> [INSTRUCTIONS FOR THE TASK]: Wherever a line below holds the word "text", copy that line.

> [EXERCISE INPUTS]:
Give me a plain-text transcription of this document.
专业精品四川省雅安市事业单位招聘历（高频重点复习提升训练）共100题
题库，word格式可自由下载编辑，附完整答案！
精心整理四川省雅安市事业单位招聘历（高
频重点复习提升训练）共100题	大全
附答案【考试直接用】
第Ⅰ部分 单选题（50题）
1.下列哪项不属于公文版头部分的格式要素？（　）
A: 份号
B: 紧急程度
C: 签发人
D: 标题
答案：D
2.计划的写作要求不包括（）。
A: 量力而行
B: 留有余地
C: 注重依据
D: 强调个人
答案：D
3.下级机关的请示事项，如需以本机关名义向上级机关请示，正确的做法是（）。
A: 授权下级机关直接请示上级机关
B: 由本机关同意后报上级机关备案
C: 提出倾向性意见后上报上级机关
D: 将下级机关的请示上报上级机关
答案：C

--

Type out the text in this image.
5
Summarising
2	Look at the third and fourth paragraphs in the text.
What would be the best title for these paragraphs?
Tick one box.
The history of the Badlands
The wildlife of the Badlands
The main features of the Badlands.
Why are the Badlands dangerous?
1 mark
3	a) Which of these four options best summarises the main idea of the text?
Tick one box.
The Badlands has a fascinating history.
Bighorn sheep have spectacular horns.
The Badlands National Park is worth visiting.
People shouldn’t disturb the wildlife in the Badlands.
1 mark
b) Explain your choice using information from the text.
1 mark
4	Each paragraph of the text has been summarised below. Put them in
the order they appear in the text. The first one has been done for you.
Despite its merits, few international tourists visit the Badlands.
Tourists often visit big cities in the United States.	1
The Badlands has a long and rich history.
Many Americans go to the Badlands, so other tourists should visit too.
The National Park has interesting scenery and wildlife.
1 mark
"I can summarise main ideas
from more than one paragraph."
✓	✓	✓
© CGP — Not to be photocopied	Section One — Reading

> [RESULT BELOW]:
Give me a plain-text transcription of this document.
Type out the text in this image.
2	Look at the third and fourth paragraphs in the text.
3	a) Which of these four options best summarises the main idea of the text?
b) Explain your choice using information from the text.
4	Each paragraph of the text has been summarised below. Put them in
the order they appear in the text. The first one has been done for you.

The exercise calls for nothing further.